**PROBLEM TO WORK ON:** Scan the listing below. Report each line that includes "говна".

**RECORDS FOR THIS TASK:**
[Begin]

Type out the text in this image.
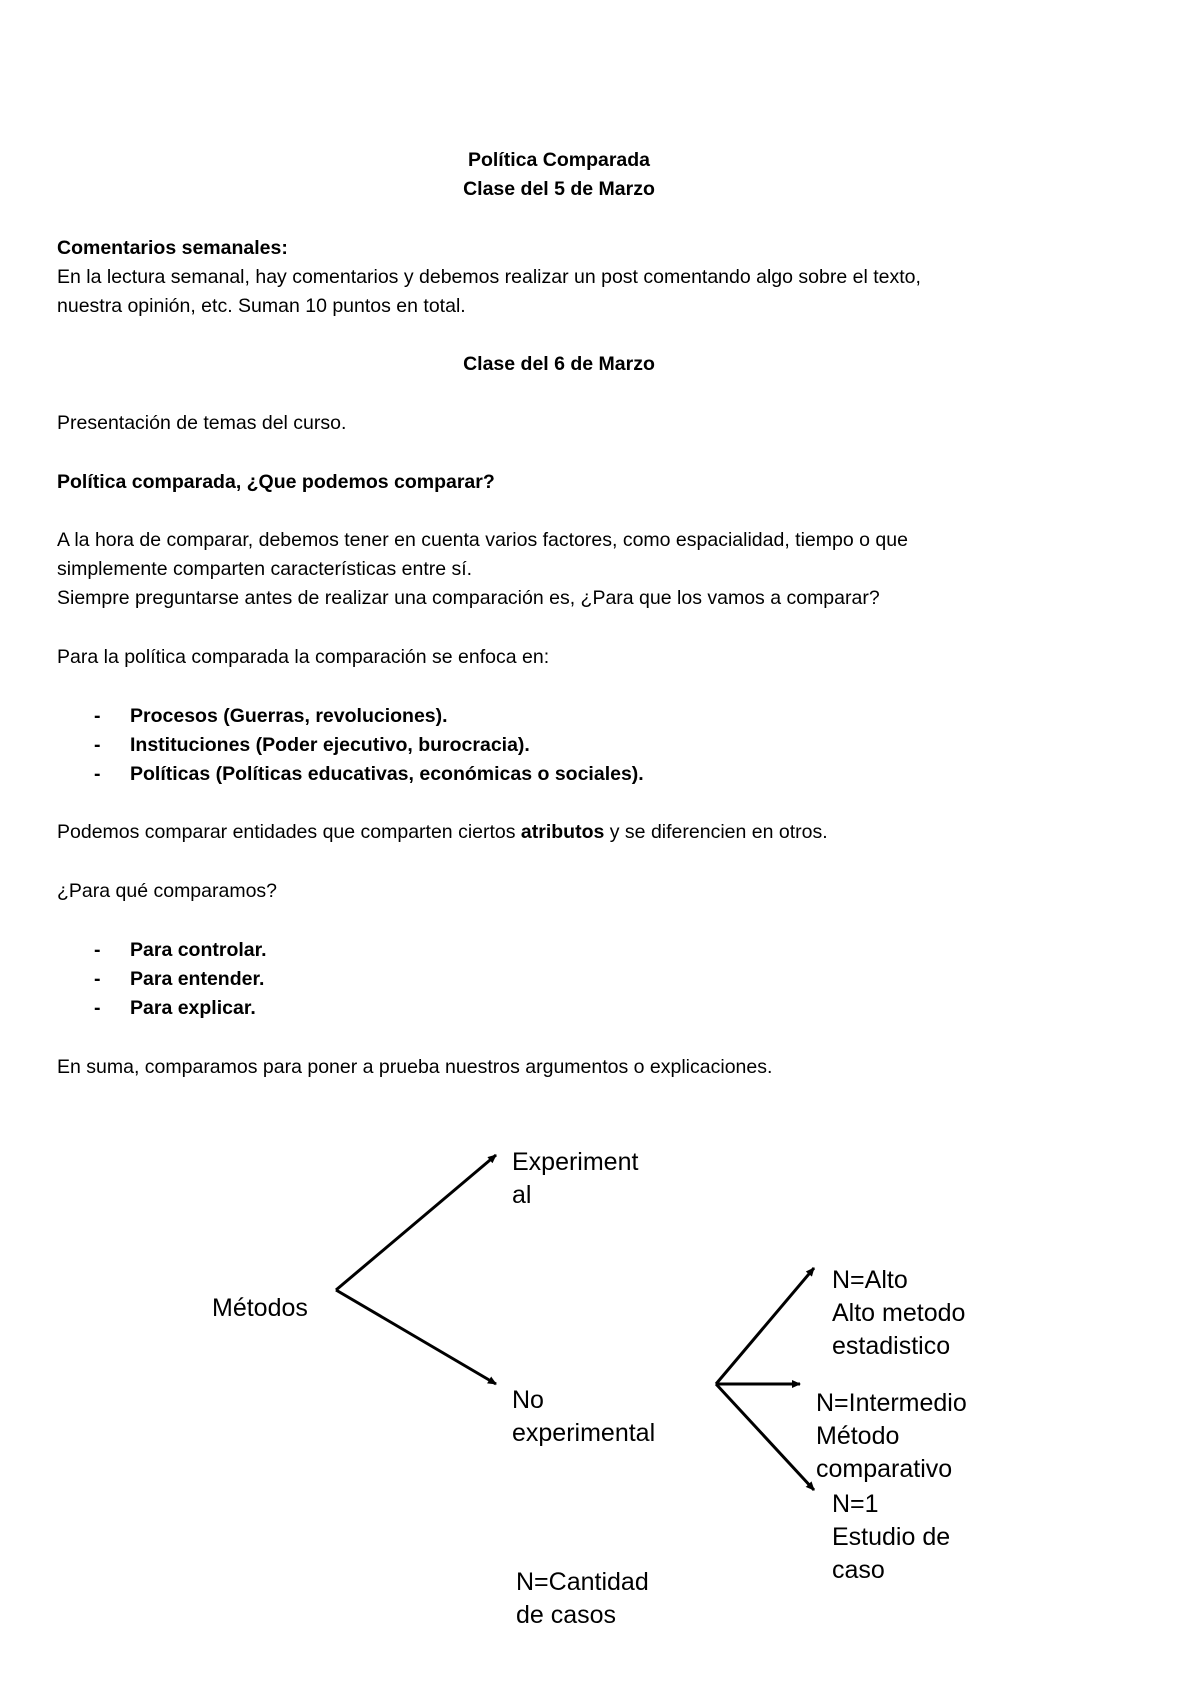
Política Comparada
Clase del 5 de Marzo
Comentarios semanales:
En la lectura semanal, hay comentarios y debemos realizar un post comentando algo sobre el texto,
nuestra opinión, etc. Suman 10 puntos en total.
Clase del 6 de Marzo
Presentación de temas del curso.
Política comparada, ¿Que podemos comparar?
A la hora de comparar, debemos tener en cuenta varios factores, como espacialidad, tiempo o que
simplemente comparten características entre sí.
Siempre preguntarse antes de realizar una comparación es, ¿Para que los vamos a comparar?
Para la política comparada la comparación se enfoca en:
- Procesos (Guerras, revoluciones).
- Instituciones (Poder ejecutivo, burocracia).
- Políticas (Políticas educativas, económicas o sociales).
Podemos comparar entidades que comparten ciertos atributos y se diferencien en otros.
¿Para qué comparamos?
- Para controlar.
- Para entender.
- Para explicar.
En suma, comparamos para poner a prueba nuestros argumentos o explicaciones.
Métodos
Experiment
al
No
experimental
N=Alto
Alto metodo
estadistico
N=Intermedio
Método
comparativo
N=1
Estudio de
caso
N=Cantidad
de casos
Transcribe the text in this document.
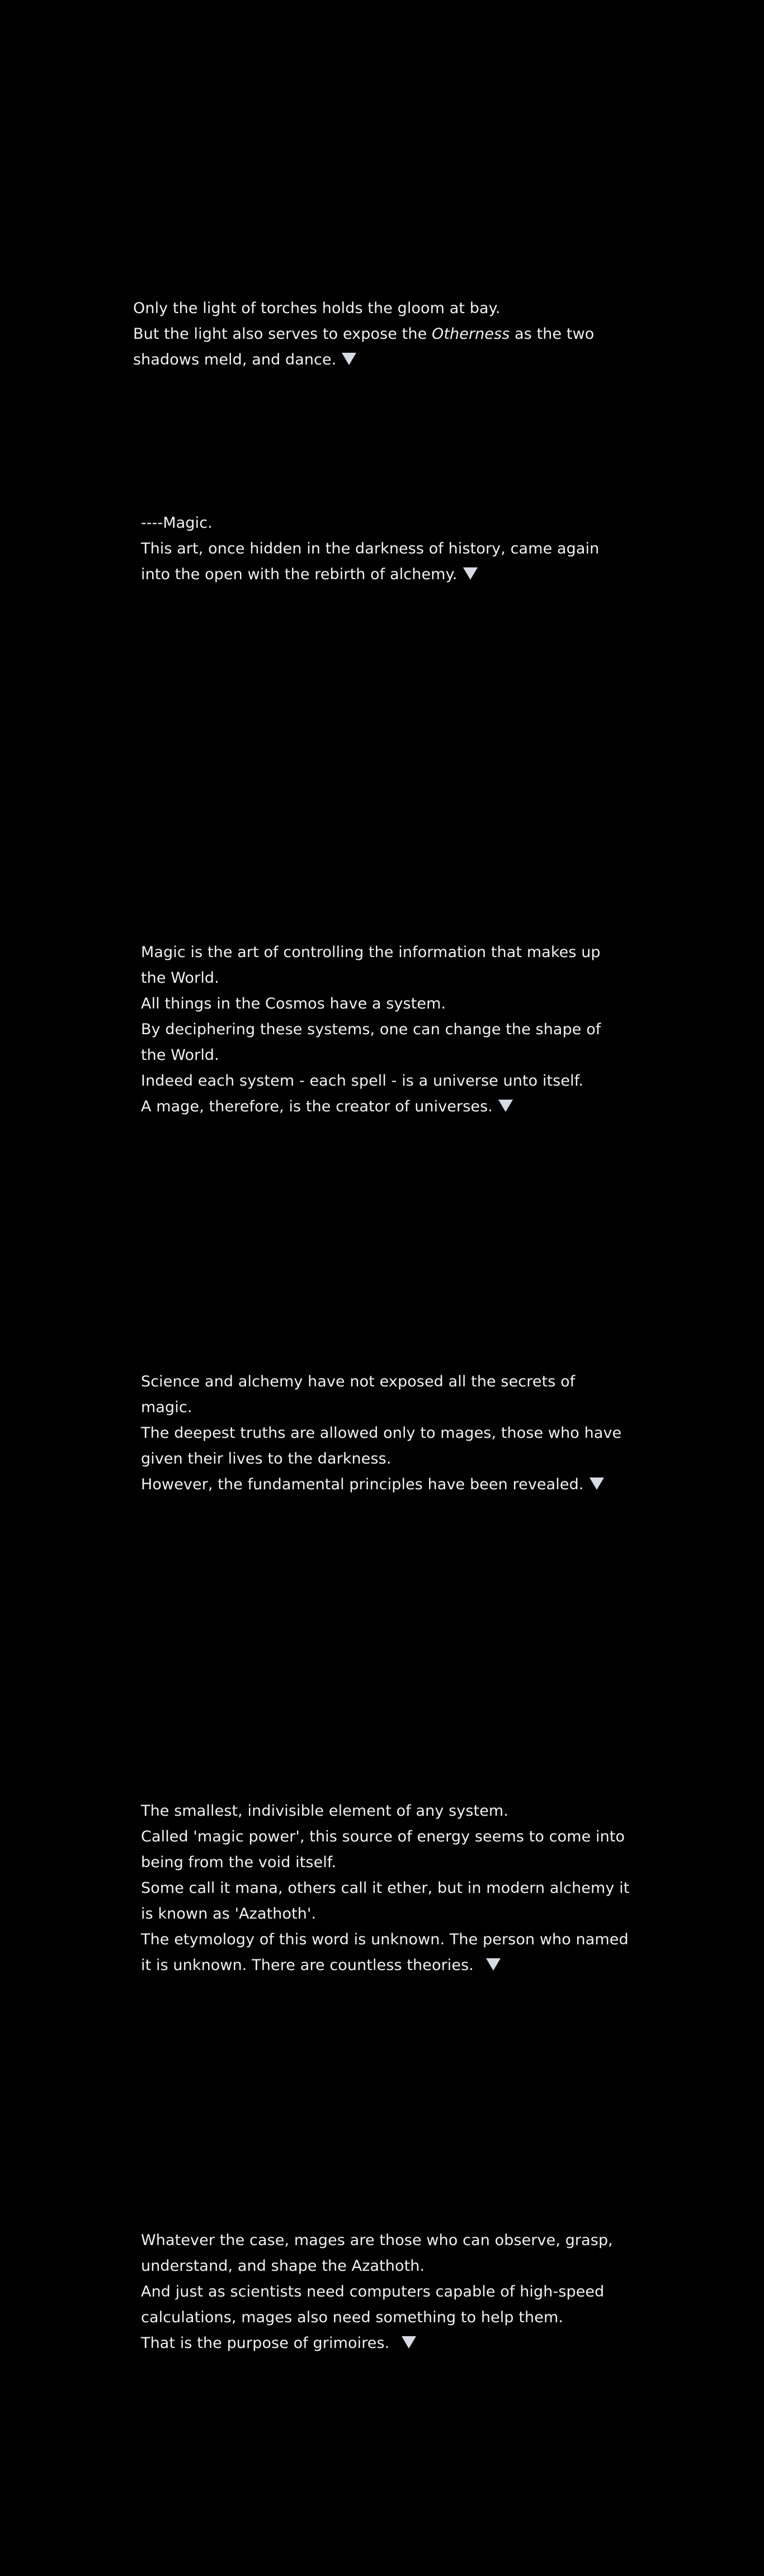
Only the light of torches holds the gloom at bay.
But the light also serves to expose the Otherness as the two
shadows meld, and dance.
----Magic.
This art, once hidden in the darkness of history, came again
into the open with the rebirth of alchemy.
Magic is the art of controlling the information that makes up
the World.
All things in the Cosmos have a system.
By deciphering these systems, one can change the shape of
the World.
Indeed each system - each spell - is a universe unto itself.
A mage, therefore, is the creator of universes.
Science and alchemy have not exposed all the secrets of
magic.
The deepest truths are allowed only to mages, those who have
given their lives to the darkness.
However, the fundamental principles have been revealed.
The smallest, indivisible element of any system.
Called 'magic power', this source of energy seems to come into
being from the void itself.
Some call it mana, others call it ether, but in modern alchemy it
is known as 'Azathoth'.
The etymology of this word is unknown. The person who named
it is unknown. There are countless theories.
Whatever the case, mages are those who can observe, grasp,
understand, and shape the Azathoth.
And just as scientists need computers capable of high-speed
calculations, mages also need something to help them.
That is the purpose of grimoires.
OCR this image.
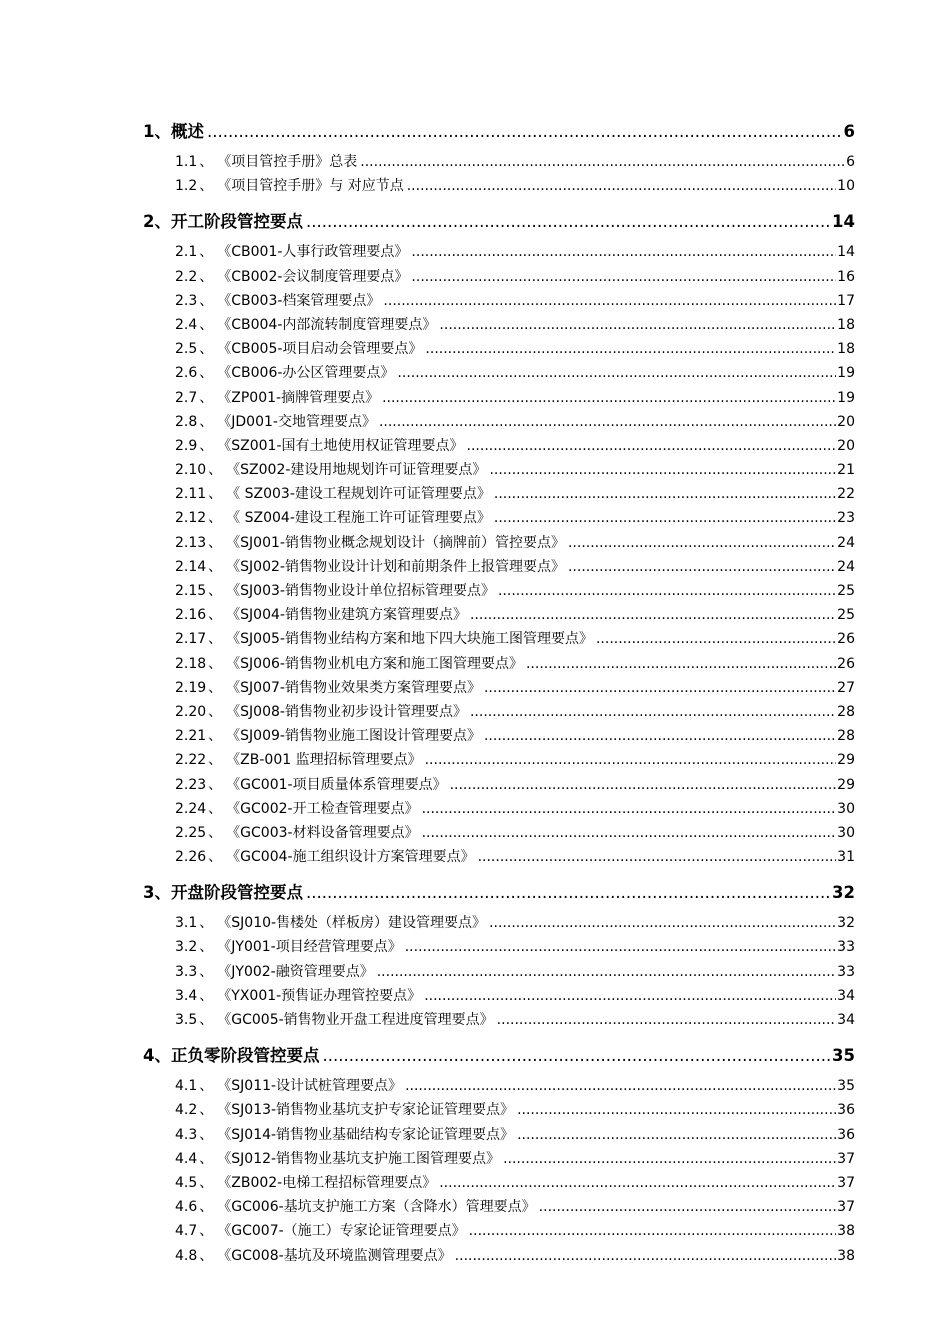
1 、 概述 .....	6
1.1 、 《项目管控手册》总表 .....	6
1.2 、 《项目管控手册》与 对应节点 .....	10
2 、 开工阶段管控要点 .....	14
2.1 、 《CB001-人事行政管理要点》 .....	14
2.2 、 《CB002-会议制度管理要点》 .....	16
2.3 、 《CB003-档案管理要点》 .....	17
2.4 、 《CB004-内部流转制度管理要点》 .....	18
2.5 、 《CB005-项目启动会管理要点》 .....	18
2.6 、 《CB006-办公区管理要点》 .....	19
2.7 、 《ZP001-摘牌管理要点》 .....	19
2.8 、 《JD001-交地管理要点》 .....	20
2.9 、 《SZ001-国有土地使用权证管理要点》 .....	20
2.10 、 《SZ002-建设用地规划许可证管理要点》 .....	21
2.11 、 《 SZ003-建设工程规划许可证管理要点》 .....	22
2.12 、 《 SZ004-建设工程施工许可证管理要点》 .....	23
2.13 、 《SJ001-销售物业概念规划设计（摘牌前）管控要点》 .....	24
2.14 、 《SJ002-销售物业设计计划和前期条件上报管理要点》 .....	24
2.15 、 《SJ003-销售物业设计单位招标管理要点》 .....	25
2.16 、 《SJ004-销售物业建筑方案管理要点》 .....	25
2.17 、 《SJ005-销售物业结构方案和地下四大块施工图管理要点》 .....	26
2.18 、 《SJ006-销售物业机电方案和施工图管理要点》 .....	26
2.19 、 《SJ007-销售物业效果类方案管理要点》 .....	27
2.20 、 《SJ008-销售物业初步设计管理要点》 .....	28
2.21 、 《SJ009-销售物业施工图设计管理要点》 .....	28
2.22 、 《ZB-001 监理招标管理要点》 .....	29
2.23 、 《GC001-项目质量体系管理要点》 .....	29
2.24 、 《GC002-开工检查管理要点》 .....	30
2.25 、 《GC003-材料设备管理要点》 .....	30
2.26 、 《GC004-施工组织设计方案管理要点》 .....	31
3 、 开盘阶段管控要点 .....	32
3.1 、 《SJ010-售楼处（样板房）建设管理要点》 .....	32
3.2 、 《JY001-项目经营管理要点》 .....	33
3.3 、 《JY002-融资管理要点》 .....	33
3.4 、 《YX001-预售证办理管控要点》 .....	34
3.5 、 《GC005-销售物业开盘工程进度管理要点》 .....	34
4 、 正负零阶段管控要点 .....	35
4.1 、 《SJ011-设计试桩管理要点》 .....	35
4.2 、 《SJ013-销售物业基坑支护专家论证管理要点》 .....	36
4.3 、 《SJ014-销售物业基础结构专家论证管理要点》 .....	36
4.4 、 《SJ012-销售物业基坑支护施工图管理要点》 .....	37
4.5 、 《ZB002-电梯工程招标管理要点》 .....	37
4.6 、 《GC006-基坑支护施工方案（含降水）管理要点》 .....	37
4.7 、 《GC007-（施工）专家论证管理要点》 .....	38
4.8 、 《GC008-基坑及环境监测管理要点》 .....	38
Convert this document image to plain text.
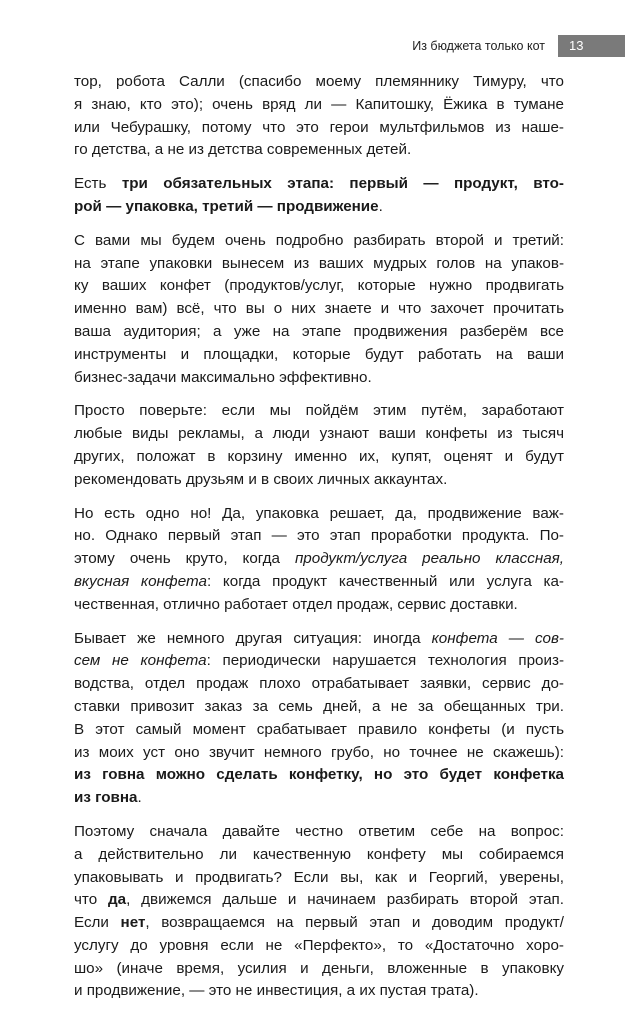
Из бюджета только кот	13

тор, робота Салли (спасибо моему племяннику Тимуру, что
я знаю, кто это); очень вряд ли — Капитошку, Ёжика в тумане
или Чебурашку, потому что это герои мультфильмов из наше-
го детства, а не из детства современных детей.

Есть три обязательных этапа: первый — продукт, вто-
рой — упаковка, третий — продвижение.

С вами мы будем очень подробно разбирать второй и третий:
на этапе упаковки вынесем из ваших мудрых голов на упаков-
ку ваших конфет (продуктов/услуг, которые нужно продвигать
именно вам) всё, что вы о них знаете и что захочет прочитать
ваша аудитория; а уже на этапе продвижения разберём все
инструменты и площадки, которые будут работать на ваши
бизнес-задачи максимально эффективно.

Просто поверьте: если мы пойдём этим путём, заработают
любые виды рекламы, а люди узнают ваши конфеты из тысяч
других, положат в корзину именно их, купят, оценят и будут
рекомендовать друзьям и в своих личных аккаунтах.

Но есть одно но! Да, упаковка решает, да, продвижение важ-
но. Однако первый этап — это этап проработки продукта. По-
этому очень круто, когда продукт/услуга реально классная,
вкусная конфета: когда продукт качественный или услуга ка-
чественная, отлично работает отдел продаж, сервис доставки.

Бывает же немного другая ситуация: иногда конфета — сов-
сем не конфета: периодически нарушается технология произ-
водства, отдел продаж плохо отрабатывает заявки, сервис до-
ставки привозит заказ за семь дней, а не за обещанных три.
В этот самый момент срабатывает правило конфеты (и пусть
из моих уст оно звучит немного грубо, но точнее не скажешь):
из говна можно сделать конфетку, но это будет конфетка
из говна.

Поэтому сначала давайте честно ответим себе на вопрос:
а действительно ли качественную конфету мы собираемся
упаковывать и продвигать? Если вы, как и Георгий, уверены,
что да, движемся дальше и начинаем разбирать второй этап.
Если нет, возвращаемся на первый этап и доводим продукт/
услугу до уровня если не «Перфекто», то «Достаточно хоро-
шо» (иначе время, усилия и деньги, вложенные в упаковку
и продвижение, — это не инвестиция, а их пустая трата).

[End]

**EXERCISE RESPONSE:**
из говна можно сделать конфетку, но это будет конфетка
из говна.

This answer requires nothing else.